= Items from a dataset =

+===+

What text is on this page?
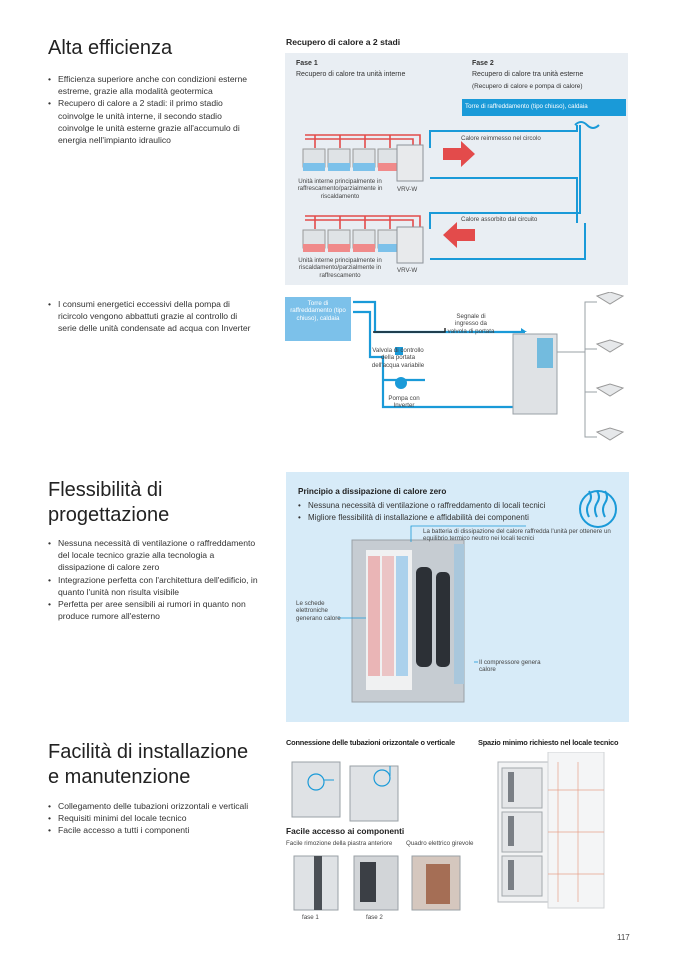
Alta efficienza
• Efficienza superiore anche con condizioni esterne estreme, grazie alla modalità geotermica
• Recupero di calore a 2 stadi: il primo stadio coinvolge le unità interne, il secondo stadio coinvolge le unità esterne grazie all'accumulo di energia nell'impianto idraulico
• I consumi energetici eccessivi della pompa di ricircolo vengono abbattuti grazie al controllo di serie delle unità condensate ad acqua con Inverter
Recupero di calore a 2 stadi
Fase 1
Recupero di calore tra unità interne
Fase 2
Recupero di calore tra unità esterne
(Recupero di calore e pompa di calore)
Torre di raffreddamento (tipo chiuso), caldaia
Calore reimmesso nel circolo
Calore assorbito dal circuito
Unità interne principalmente in raffrescamento/parzialmente in riscaldamento
Unità interne principalmente in riscaldamento/parzialmente in raffrescamento
VRV-W
VRV-W
Torre di raffreddamento (tipo chiuso), caldaia	Segnale di ingresso da valvola di portata
Valvola di controllo della portata dell'acqua variabile
Pompa con Inverter
Flessibilità di
progettazione
• Nessuna necessità di ventilazione o raffreddamento del locale tecnico grazie alla tecnologia a dissipazione di calore zero
• Integrazione perfetta con l'architettura dell'edificio, in quanto l'unità non risulta visibile
• Perfetta per aree sensibili ai rumori in quanto non produce rumore all'esterno
Principio a dissipazione di calore zero
• Nessuna necessità di ventilazione o raffreddamento di locali tecnici
• Migliore flessibilità di installazione e affidabilità dei componenti
La batteria di dissipazione del calore raffredda l'unità per ottenere un equilibrio termico neutro nei locali tecnici
Le schede elettroniche generano calore
Il compressore genera calore
Facilità di installazione
e manutenzione
• Collegamento delle tubazioni orizzontali e verticali
• Requisiti minimi del locale tecnico
• Facile accesso a tutti i componenti
Connessione delle tubazioni orizzontale o verticale	Spazio minimo richiesto nel locale tecnico
Facile accesso ai componenti
Facile rimozione della piastra anteriore Quadro elettrico girevole
fase 1	fase 2
117
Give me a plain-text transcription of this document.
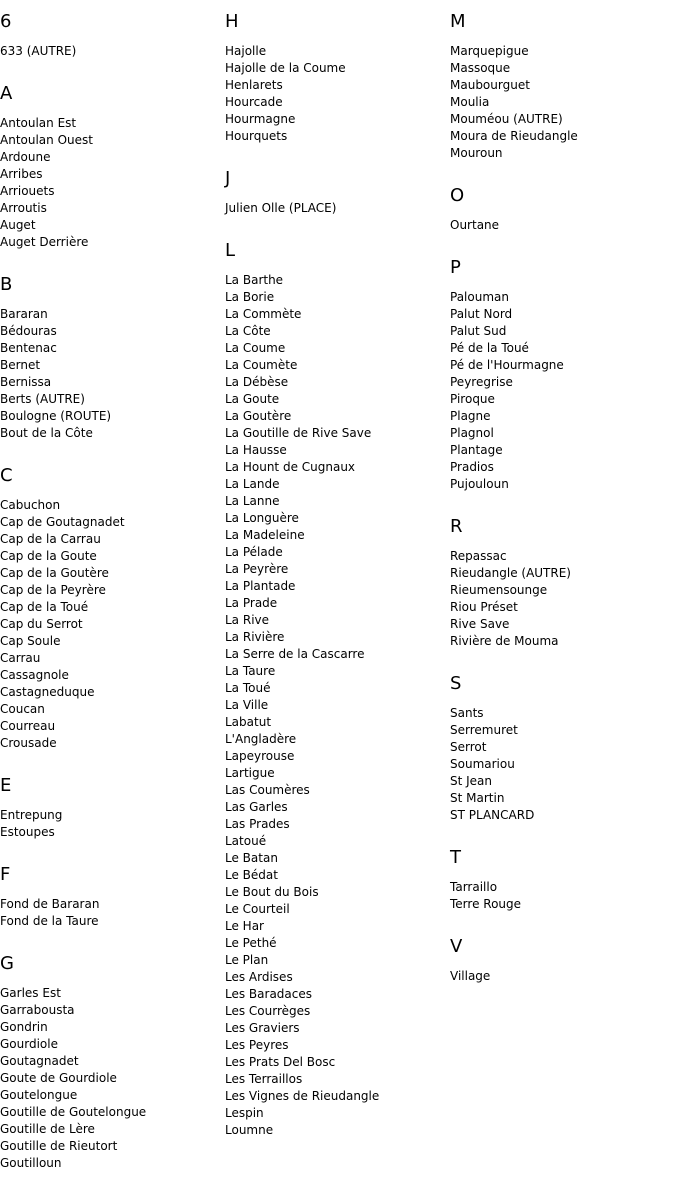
6
633 (AUTRE)
A
Antoulan Est
Antoulan Ouest
Ardoune
Arribes
Arriouets
Arroutis
Auget
Auget Derrière
B
Bararan
Bédouras
Bentenac
Bernet
Bernissa
Berts (AUTRE)
Boulogne (ROUTE)
Bout de la Côte
C
Cabuchon
Cap de Goutagnadet
Cap de la Carrau
Cap de la Goute
Cap de la Goutère
Cap de la Peyrère
Cap de la Toué
Cap du Serrot
Cap Soule
Carrau
Cassagnole
Castagneduque
Coucan
Courreau
Crousade
E
Entrepung
Estoupes
F
Fond de Bararan
Fond de la Taure
G
Garles Est
Garrabousta
Gondrin
Gourdiole
Goutagnadet
Goute de Gourdiole
Goutelongue
Goutille de Goutelongue
Goutille de Lère
Goutille de Rieutort
Goutilloun
H
Hajolle
Hajolle de la Coume
Henlarets
Hourcade
Hourmagne
Hourquets
J
Julien Olle (PLACE)
L
La Barthe
La Borie
La Commète
La Côte
La Coume
La Coumète
La Débèse
La Goute
La Goutère
La Goutille de Rive Save
La Hausse
La Hount de Cugnaux
La Lande
La Lanne
La Longuère
La Madeleine
La Pélade
La Peyrère
La Plantade
La Prade
La Rive
La Rivière
La Serre de la Cascarre
La Taure
La Toué
La Ville
Labatut
L'Angladère
Lapeyrouse
Lartigue
Las Coumères
Las Garles
Las Prades
Latoué
Le Batan
Le Bédat
Le Bout du Bois
Le Courteil
Le Har
Le Pethé
Le Plan
Les Ardises
Les Baradaces
Les Courrèges
Les Graviers
Les Peyres
Les Prats Del Bosc
Les Terraillos
Les Vignes de Rieudangle
Lespin
Loumne
M
Marquepigue
Massoque
Maubourguet
Moulia
Mouméou (AUTRE)
Moura de Rieudangle
Mouroun
O
Ourtane
P
Palouman
Palut Nord
Palut Sud
Pé de la Toué
Pé de l'Hourmagne
Peyregrise
Piroque
Plagne
Plagnol
Plantage
Pradios
Pujouloun
R
Repassac
Rieudangle (AUTRE)
Rieumensounge
Riou Préset
Rive Save
Rivière de Mouma
S
Sants
Serremuret
Serrot
Soumariou
St Jean
St Martin
ST PLANCARD
T
Tarraillo
Terre Rouge
V
Village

+===+

Without including any pictures, reproduce the listing exactly.

= Completed exercise =
What text is on this page?
Alta efficienza
• Efficienza superiore anche con condizioni esterne estreme, grazie alla modalità geotermica
• Recupero di calore a 2 stadi: il primo stadio coinvolge le unità interne, il secondo stadio coinvolge le unità esterne grazie all'accumulo di energia nell'impianto idraulico
• I consumi energetici eccessivi della pompa di ricircolo vengono abbattuti grazie al controllo di serie delle unità condensate ad acqua con Inverter
Recupero di calore a 2 stadi
Fase 1
Recupero di calore tra unità interne
Fase 2
Recupero di calore tra unità esterne
(Recupero di calore e pompa di calore)
Torre di raffreddamento (tipo chiuso), caldaia
Calore reimmesso nel circolo
Calore assorbito dal circuito
Unità interne principalmente in raffrescamento/parzialmente in riscaldamento
Unità interne principalmente in riscaldamento/parzialmente in raffrescamento
VRV-W
VRV-W
Torre di raffreddamento (tipo chiuso), caldaia	Segnale di ingresso da valvola di portata
Valvola di controllo della portata dell'acqua variabile
Pompa con Inverter
Flessibilità di
progettazione
• Nessuna necessità di ventilazione o raffreddamento del locale tecnico grazie alla tecnologia a dissipazione di calore zero
• Integrazione perfetta con l'architettura dell'edificio, in quanto l'unità non risulta visibile
• Perfetta per aree sensibili ai rumori in quanto non produce rumore all'esterno
Principio a dissipazione di calore zero
• Nessuna necessità di ventilazione o raffreddamento di locali tecnici
• Migliore flessibilità di installazione e affidabilità dei componenti
La batteria di dissipazione del calore raffredda l'unità per ottenere un equilibrio termico neutro nei locali tecnici
Le schede elettroniche generano calore
Il compressore genera calore
Facilità di installazione
e manutenzione
• Collegamento delle tubazioni orizzontali e verticali
• Requisiti minimi del locale tecnico
• Facile accesso a tutti i componenti
Connessione delle tubazioni orizzontale o verticale	Spazio minimo richiesto nel locale tecnico
Facile accesso ai componenti
Facile rimozione della piastra anteriore Quadro elettrico girevole
fase 1	fase 2
117
Give me a plain-text transcription of this document.
6
633 (AUTRE)
A
Antoulan Est
Antoulan Ouest
Ardoune
Arribes
Arriouets
Arroutis
Auget
Auget Derrière
B
Bararan
Bédouras
Bentenac
Bernet
Bernissa
Berts (AUTRE)
Boulogne (ROUTE)
Bout de la Côte
C
Cabuchon
Cap de Goutagnadet
Cap de la Carrau
Cap de la Goute
Cap de la Goutère
Cap de la Peyrère
Cap de la Toué
Cap du Serrot
Cap Soule
Carrau
Cassagnole
Castagneduque
Coucan
Courreau
Crousade
E
Entrepung
Estoupes
F
Fond de Bararan
Fond de la Taure
G
Garles Est
Garrabousta
Gondrin
Gourdiole
Goutagnadet
Goute de Gourdiole
Goutelongue
Goutille de Goutelongue
Goutille de Lère
Goutille de Rieutort
Goutilloun
H
Hajolle
Hajolle de la Coume
Henlarets
Hourcade
Hourmagne
Hourquets
J
Julien Olle (PLACE)
L
La Barthe
La Borie
La Commète
La Côte
La Coume
La Coumète
La Débèse
La Goute
La Goutère
La Goutille de Rive Save
La Hausse
La Hount de Cugnaux
La Lande
La Lanne
La Longuère
La Madeleine
La Pélade
La Peyrère
La Plantade
La Prade
La Rive
La Rivière
La Serre de la Cascarre
La Taure
La Toué
La Ville
Labatut
L'Angladère
Lapeyrouse
Lartigue
Las Coumères
Las Garles
Las Prades
Latoué
Le Batan
Le Bédat
Le Bout du Bois
Le Courteil
Le Har
Le Pethé
Le Plan
Les Ardises
Les Baradaces
Les Courrèges
Les Graviers
Les Peyres
Les Prats Del Bosc
Les Terraillos
Les Vignes de Rieudangle
Lespin
Loumne
M
Marquepigue
Massoque
Maubourguet
Moulia
Mouméou (AUTRE)
Moura de Rieudangle
Mouroun
O
Ourtane
P
Palouman
Palut Nord
Palut Sud
Pé de la Toué
Pé de l'Hourmagne
Peyregrise
Piroque
Plagne
Plagnol
Plantage
Pradios
Pujouloun
R
Repassac
Rieudangle (AUTRE)
Rieumensounge
Riou Préset
Rive Save
Rivière de Mouma
S
Sants
Serremuret
Serrot
Soumariou
St Jean
St Martin
ST PLANCARD
T
Tarraillo
Terre Rouge
V
Village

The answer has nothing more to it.